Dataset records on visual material
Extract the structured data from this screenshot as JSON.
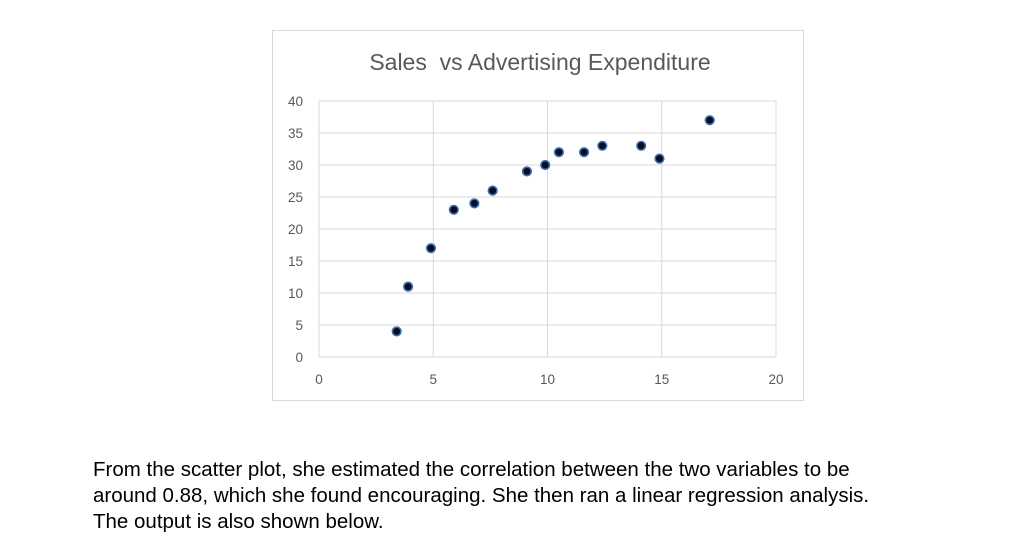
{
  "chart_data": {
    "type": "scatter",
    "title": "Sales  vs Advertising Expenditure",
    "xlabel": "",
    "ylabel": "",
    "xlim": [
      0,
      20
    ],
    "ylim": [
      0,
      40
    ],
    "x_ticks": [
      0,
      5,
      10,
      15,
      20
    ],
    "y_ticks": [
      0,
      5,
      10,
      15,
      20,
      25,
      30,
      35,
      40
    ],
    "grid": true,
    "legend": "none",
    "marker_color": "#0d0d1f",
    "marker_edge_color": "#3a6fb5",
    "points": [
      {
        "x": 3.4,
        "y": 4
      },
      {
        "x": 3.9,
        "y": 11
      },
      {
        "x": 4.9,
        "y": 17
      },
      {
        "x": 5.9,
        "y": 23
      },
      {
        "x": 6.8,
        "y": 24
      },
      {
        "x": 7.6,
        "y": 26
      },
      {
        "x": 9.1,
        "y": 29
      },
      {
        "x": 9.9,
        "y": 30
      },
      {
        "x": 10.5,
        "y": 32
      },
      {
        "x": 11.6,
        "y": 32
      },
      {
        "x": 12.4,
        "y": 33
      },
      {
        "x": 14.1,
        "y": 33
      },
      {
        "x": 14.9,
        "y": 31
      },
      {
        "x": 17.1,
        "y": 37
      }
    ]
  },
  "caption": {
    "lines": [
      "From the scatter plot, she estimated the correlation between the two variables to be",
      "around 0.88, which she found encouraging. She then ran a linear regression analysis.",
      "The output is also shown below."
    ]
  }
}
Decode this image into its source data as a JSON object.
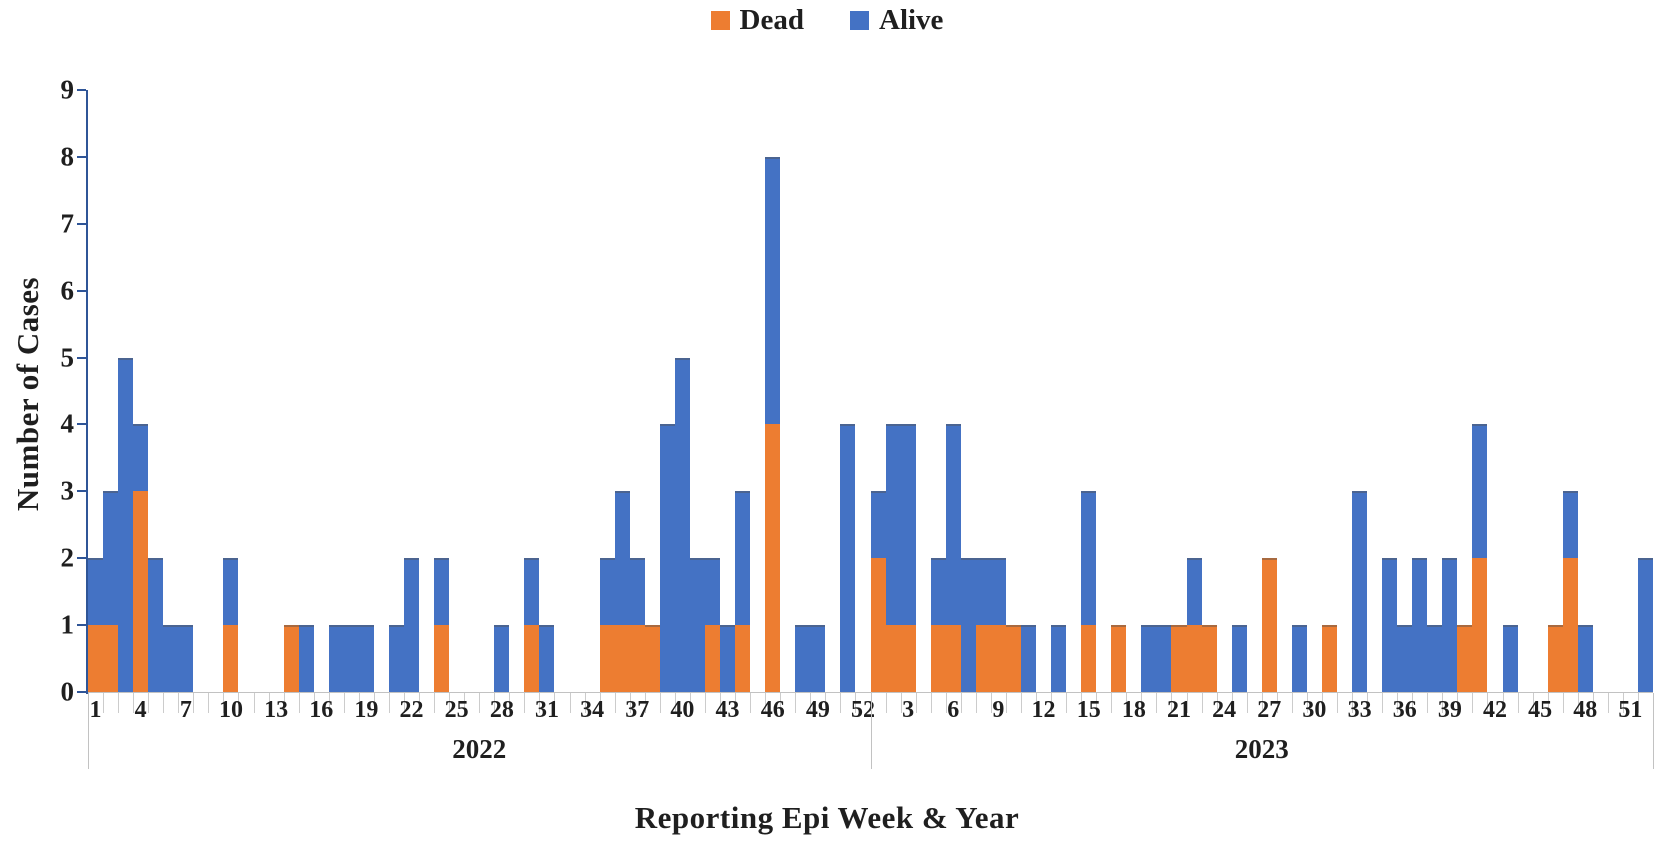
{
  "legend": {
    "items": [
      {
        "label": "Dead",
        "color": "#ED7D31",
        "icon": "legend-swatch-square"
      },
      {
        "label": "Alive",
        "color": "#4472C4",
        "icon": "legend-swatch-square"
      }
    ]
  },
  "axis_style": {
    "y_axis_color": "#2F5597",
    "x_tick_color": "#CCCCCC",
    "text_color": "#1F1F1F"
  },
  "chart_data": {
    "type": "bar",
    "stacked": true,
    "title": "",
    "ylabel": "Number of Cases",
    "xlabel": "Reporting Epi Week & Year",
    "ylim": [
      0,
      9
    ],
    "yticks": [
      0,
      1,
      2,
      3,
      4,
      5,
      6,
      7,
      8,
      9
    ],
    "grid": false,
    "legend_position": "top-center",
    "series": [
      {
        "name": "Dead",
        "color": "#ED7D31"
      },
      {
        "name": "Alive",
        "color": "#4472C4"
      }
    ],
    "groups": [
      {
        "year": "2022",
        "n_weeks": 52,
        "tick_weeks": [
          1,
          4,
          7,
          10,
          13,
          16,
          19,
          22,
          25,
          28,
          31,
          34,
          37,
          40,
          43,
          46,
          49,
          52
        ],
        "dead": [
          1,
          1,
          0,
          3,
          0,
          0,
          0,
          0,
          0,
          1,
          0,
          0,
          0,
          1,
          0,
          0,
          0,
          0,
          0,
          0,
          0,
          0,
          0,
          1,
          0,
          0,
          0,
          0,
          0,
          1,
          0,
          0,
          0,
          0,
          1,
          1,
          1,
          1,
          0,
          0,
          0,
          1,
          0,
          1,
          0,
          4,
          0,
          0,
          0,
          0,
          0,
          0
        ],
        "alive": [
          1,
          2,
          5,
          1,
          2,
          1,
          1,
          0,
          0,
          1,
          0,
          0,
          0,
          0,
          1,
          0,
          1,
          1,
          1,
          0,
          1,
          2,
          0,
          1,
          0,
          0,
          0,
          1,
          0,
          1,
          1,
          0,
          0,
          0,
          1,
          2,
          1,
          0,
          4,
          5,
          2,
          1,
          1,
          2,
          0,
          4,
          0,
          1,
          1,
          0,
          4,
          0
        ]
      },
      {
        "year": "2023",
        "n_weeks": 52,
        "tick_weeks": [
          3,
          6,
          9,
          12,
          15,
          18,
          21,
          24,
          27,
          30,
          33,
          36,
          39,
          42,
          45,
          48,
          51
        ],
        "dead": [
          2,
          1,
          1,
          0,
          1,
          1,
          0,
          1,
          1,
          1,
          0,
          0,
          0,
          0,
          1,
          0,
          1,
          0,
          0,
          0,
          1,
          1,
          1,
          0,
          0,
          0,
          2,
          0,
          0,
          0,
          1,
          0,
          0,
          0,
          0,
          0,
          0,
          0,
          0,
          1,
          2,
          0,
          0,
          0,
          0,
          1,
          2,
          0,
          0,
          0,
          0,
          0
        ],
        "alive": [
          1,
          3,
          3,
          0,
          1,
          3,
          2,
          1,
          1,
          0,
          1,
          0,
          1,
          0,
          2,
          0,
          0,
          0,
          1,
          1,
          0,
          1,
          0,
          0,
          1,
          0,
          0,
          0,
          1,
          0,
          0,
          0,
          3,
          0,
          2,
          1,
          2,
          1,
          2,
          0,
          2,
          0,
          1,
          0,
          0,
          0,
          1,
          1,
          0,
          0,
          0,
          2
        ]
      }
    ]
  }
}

TASK PROMPT
Keep the pictures out and write out the records exactly.

ANSWER IN FULL
Extract the structured data from this screenshot as JSON.
{
  "chart_data": {
    "type": "scatter",
    "title": "Sales  vs Advertising Expenditure",
    "xlabel": "",
    "ylabel": "",
    "xlim": [
      0,
      20
    ],
    "ylim": [
      0,
      40
    ],
    "x_ticks": [
      0,
      5,
      10,
      15,
      20
    ],
    "y_ticks": [
      0,
      5,
      10,
      15,
      20,
      25,
      30,
      35,
      40
    ],
    "grid": true,
    "legend": "none",
    "marker_color": "#0d0d1f",
    "marker_edge_color": "#3a6fb5",
    "points": [
      {
        "x": 3.4,
        "y": 4
      },
      {
        "x": 3.9,
        "y": 11
      },
      {
        "x": 4.9,
        "y": 17
      },
      {
        "x": 5.9,
        "y": 23
      },
      {
        "x": 6.8,
        "y": 24
      },
      {
        "x": 7.6,
        "y": 26
      },
      {
        "x": 9.1,
        "y": 29
      },
      {
        "x": 9.9,
        "y": 30
      },
      {
        "x": 10.5,
        "y": 32
      },
      {
        "x": 11.6,
        "y": 32
      },
      {
        "x": 12.4,
        "y": 33
      },
      {
        "x": 14.1,
        "y": 33
      },
      {
        "x": 14.9,
        "y": 31
      },
      {
        "x": 17.1,
        "y": 37
      }
    ]
  },
  "caption": {
    "lines": [
      "From the scatter plot, she estimated the correlation between the two variables to be",
      "around 0.88, which she found encouraging. She then ran a linear regression analysis.",
      "The output is also shown below."
    ]
  }
}
Decode this image into its source data as a JSON object.
{
  "legend": {
    "items": [
      {
        "label": "Dead",
        "color": "#ED7D31",
        "icon": "legend-swatch-square"
      },
      {
        "label": "Alive",
        "color": "#4472C4",
        "icon": "legend-swatch-square"
      }
    ]
  },
  "axis_style": {
    "y_axis_color": "#2F5597",
    "x_tick_color": "#CCCCCC",
    "text_color": "#1F1F1F"
  },
  "chart_data": {
    "type": "bar",
    "stacked": true,
    "title": "",
    "ylabel": "Number of Cases",
    "xlabel": "Reporting Epi Week & Year",
    "ylim": [
      0,
      9
    ],
    "yticks": [
      0,
      1,
      2,
      3,
      4,
      5,
      6,
      7,
      8,
      9
    ],
    "grid": false,
    "legend_position": "top-center",
    "series": [
      {
        "name": "Dead",
        "color": "#ED7D31"
      },
      {
        "name": "Alive",
        "color": "#4472C4"
      }
    ],
    "groups": [
      {
        "year": "2022",
        "n_weeks": 52,
        "tick_weeks": [
          1,
          4,
          7,
          10,
          13,
          16,
          19,
          22,
          25,
          28,
          31,
          34,
          37,
          40,
          43,
          46,
          49,
          52
        ],
        "dead": [
          1,
          1,
          0,
          3,
          0,
          0,
          0,
          0,
          0,
          1,
          0,
          0,
          0,
          1,
          0,
          0,
          0,
          0,
          0,
          0,
          0,
          0,
          0,
          1,
          0,
          0,
          0,
          0,
          0,
          1,
          0,
          0,
          0,
          0,
          1,
          1,
          1,
          1,
          0,
          0,
          0,
          1,
          0,
          1,
          0,
          4,
          0,
          0,
          0,
          0,
          0,
          0
        ],
        "alive": [
          1,
          2,
          5,
          1,
          2,
          1,
          1,
          0,
          0,
          1,
          0,
          0,
          0,
          0,
          1,
          0,
          1,
          1,
          1,
          0,
          1,
          2,
          0,
          1,
          0,
          0,
          0,
          1,
          0,
          1,
          1,
          0,
          0,
          0,
          1,
          2,
          1,
          0,
          4,
          5,
          2,
          1,
          1,
          2,
          0,
          4,
          0,
          1,
          1,
          0,
          4,
          0
        ]
      },
      {
        "year": "2023",
        "n_weeks": 52,
        "tick_weeks": [
          3,
          6,
          9,
          12,
          15,
          18,
          21,
          24,
          27,
          30,
          33,
          36,
          39,
          42,
          45,
          48,
          51
        ],
        "dead": [
          2,
          1,
          1,
          0,
          1,
          1,
          0,
          1,
          1,
          1,
          0,
          0,
          0,
          0,
          1,
          0,
          1,
          0,
          0,
          0,
          1,
          1,
          1,
          0,
          0,
          0,
          2,
          0,
          0,
          0,
          1,
          0,
          0,
          0,
          0,
          0,
          0,
          0,
          0,
          1,
          2,
          0,
          0,
          0,
          0,
          1,
          2,
          0,
          0,
          0,
          0,
          0
        ],
        "alive": [
          1,
          3,
          3,
          0,
          1,
          3,
          2,
          1,
          1,
          0,
          1,
          0,
          1,
          0,
          2,
          0,
          0,
          0,
          1,
          1,
          0,
          1,
          0,
          0,
          1,
          0,
          0,
          0,
          1,
          0,
          0,
          0,
          3,
          0,
          2,
          1,
          2,
          1,
          2,
          0,
          2,
          0,
          1,
          0,
          0,
          0,
          1,
          1,
          0,
          0,
          0,
          2
        ]
      }
    ]
  }
}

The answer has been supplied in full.